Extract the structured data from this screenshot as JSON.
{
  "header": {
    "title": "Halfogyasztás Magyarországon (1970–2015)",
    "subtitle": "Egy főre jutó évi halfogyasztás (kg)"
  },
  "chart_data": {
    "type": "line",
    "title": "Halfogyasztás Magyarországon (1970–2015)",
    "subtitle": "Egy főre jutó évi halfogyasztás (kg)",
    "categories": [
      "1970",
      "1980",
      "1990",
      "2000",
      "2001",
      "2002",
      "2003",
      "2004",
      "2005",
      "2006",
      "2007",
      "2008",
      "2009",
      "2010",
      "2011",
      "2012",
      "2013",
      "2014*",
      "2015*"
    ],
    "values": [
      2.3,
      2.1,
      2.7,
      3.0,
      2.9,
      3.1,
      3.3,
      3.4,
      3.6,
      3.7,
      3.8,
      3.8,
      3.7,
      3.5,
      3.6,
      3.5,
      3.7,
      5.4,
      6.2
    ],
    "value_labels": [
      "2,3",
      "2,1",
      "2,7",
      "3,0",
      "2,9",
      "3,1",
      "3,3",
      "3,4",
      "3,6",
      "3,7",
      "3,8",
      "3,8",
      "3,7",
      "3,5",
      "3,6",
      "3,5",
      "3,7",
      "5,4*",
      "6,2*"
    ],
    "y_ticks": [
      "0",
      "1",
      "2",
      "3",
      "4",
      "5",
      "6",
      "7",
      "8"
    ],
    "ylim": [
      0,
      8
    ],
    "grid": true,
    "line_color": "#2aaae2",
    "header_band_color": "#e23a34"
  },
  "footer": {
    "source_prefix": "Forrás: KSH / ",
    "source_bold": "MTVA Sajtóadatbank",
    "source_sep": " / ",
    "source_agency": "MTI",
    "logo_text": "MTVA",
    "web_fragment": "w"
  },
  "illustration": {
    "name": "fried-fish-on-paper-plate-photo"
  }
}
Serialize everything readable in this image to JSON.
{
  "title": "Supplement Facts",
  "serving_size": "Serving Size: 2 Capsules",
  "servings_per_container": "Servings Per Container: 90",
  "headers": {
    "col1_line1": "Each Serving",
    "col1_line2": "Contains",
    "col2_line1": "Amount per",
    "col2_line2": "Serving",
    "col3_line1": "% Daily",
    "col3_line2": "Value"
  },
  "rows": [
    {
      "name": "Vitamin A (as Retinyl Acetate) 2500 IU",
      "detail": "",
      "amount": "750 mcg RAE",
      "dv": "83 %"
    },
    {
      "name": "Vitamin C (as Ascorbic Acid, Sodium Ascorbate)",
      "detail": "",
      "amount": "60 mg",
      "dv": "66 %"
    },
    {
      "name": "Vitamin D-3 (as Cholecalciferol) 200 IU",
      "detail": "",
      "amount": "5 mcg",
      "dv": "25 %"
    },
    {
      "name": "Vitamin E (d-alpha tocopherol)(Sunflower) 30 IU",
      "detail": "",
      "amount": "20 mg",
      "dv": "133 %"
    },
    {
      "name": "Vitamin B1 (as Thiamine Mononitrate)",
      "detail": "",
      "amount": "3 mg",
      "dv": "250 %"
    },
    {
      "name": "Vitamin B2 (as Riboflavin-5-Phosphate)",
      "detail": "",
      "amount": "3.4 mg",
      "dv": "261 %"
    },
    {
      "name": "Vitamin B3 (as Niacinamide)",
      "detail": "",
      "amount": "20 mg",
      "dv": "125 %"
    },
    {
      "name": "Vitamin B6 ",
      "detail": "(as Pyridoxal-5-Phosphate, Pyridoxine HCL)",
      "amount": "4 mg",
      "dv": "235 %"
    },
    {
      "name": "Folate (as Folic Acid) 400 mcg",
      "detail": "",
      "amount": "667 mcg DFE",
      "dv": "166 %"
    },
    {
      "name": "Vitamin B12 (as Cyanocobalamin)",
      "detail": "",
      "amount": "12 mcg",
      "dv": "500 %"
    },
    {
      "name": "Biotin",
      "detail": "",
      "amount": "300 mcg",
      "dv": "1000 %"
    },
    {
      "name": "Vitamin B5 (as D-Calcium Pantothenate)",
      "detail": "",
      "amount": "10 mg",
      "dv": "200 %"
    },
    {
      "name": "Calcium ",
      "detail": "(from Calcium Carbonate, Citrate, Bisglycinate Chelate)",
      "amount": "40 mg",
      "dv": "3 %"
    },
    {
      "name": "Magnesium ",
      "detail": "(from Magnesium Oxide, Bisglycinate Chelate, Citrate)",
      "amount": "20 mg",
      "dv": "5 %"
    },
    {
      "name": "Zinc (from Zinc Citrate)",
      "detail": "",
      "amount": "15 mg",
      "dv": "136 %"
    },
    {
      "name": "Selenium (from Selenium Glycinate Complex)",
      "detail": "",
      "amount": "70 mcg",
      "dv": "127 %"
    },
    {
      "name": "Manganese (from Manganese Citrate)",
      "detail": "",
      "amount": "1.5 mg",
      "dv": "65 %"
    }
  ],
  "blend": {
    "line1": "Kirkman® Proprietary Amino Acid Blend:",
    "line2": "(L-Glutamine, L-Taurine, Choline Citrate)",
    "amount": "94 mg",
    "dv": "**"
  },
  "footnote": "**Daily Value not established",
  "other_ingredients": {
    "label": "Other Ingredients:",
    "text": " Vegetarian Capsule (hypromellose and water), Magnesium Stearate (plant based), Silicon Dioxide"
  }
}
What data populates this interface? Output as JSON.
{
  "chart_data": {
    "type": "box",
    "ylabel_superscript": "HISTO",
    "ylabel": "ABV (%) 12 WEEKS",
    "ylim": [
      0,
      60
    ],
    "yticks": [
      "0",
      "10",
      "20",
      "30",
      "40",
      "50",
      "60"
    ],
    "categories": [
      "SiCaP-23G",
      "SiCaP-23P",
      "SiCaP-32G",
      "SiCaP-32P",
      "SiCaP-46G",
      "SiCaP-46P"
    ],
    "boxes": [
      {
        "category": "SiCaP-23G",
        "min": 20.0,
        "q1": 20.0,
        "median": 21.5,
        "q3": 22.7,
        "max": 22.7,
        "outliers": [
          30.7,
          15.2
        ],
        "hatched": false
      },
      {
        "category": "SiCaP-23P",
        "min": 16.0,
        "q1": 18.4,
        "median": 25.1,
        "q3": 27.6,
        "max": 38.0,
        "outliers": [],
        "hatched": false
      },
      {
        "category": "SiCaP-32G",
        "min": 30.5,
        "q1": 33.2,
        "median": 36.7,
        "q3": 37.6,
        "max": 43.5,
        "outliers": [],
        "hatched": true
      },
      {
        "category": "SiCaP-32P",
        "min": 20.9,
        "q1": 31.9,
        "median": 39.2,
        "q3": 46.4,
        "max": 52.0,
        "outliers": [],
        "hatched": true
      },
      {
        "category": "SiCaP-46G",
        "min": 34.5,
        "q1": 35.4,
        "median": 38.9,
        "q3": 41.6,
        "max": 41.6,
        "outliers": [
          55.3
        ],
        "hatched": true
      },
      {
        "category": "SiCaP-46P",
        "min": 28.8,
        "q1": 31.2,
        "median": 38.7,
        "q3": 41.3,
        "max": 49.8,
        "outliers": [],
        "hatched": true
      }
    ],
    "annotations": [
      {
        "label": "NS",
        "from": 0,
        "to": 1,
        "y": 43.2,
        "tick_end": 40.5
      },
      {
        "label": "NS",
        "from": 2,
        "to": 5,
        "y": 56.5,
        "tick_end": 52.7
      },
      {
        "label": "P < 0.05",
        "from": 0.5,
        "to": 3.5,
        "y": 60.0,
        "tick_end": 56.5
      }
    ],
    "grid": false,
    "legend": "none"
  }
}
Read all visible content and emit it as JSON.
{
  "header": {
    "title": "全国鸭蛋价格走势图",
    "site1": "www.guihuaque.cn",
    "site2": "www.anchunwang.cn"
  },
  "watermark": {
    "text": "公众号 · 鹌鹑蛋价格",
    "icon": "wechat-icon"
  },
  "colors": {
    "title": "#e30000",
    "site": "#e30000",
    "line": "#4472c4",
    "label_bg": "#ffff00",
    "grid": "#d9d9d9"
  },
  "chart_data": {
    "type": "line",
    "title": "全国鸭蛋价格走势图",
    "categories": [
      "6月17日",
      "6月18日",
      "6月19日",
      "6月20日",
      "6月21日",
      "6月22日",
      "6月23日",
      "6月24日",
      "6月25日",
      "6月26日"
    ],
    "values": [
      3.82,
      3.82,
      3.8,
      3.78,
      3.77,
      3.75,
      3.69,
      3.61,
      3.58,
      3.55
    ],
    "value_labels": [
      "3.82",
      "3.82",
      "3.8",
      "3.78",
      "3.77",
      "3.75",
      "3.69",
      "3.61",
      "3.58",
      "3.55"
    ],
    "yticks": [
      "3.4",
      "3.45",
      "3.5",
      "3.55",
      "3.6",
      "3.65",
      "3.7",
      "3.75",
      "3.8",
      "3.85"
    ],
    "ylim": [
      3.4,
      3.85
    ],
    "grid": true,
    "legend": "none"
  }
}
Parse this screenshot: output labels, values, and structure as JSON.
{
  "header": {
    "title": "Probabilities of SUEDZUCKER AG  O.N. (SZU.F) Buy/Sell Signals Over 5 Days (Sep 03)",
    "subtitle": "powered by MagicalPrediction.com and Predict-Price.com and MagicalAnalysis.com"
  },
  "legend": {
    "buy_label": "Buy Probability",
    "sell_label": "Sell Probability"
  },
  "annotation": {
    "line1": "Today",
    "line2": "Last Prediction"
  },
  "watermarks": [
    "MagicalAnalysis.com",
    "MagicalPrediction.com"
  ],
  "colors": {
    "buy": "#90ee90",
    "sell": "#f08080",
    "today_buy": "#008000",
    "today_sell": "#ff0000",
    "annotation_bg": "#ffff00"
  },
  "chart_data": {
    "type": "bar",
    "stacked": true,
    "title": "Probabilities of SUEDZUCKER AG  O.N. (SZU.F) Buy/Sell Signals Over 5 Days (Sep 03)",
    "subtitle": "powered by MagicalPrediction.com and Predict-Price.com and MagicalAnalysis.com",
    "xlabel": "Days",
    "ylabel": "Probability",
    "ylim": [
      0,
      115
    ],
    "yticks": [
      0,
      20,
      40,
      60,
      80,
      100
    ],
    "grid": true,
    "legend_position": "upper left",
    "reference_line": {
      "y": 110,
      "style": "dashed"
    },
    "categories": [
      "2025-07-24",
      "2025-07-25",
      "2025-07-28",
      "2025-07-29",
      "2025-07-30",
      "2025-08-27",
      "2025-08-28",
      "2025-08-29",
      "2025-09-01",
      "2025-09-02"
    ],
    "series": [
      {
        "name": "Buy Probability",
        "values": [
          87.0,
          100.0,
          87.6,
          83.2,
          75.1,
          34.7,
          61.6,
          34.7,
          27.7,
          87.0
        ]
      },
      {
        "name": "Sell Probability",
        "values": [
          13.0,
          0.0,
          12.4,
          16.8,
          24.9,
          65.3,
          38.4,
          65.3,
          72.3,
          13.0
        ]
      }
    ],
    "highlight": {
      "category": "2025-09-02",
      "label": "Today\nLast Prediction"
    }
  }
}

== == ==

Problem description: Calculate how many lines of the material include the string "subtitle", and state that number by itself.

The completed task: 4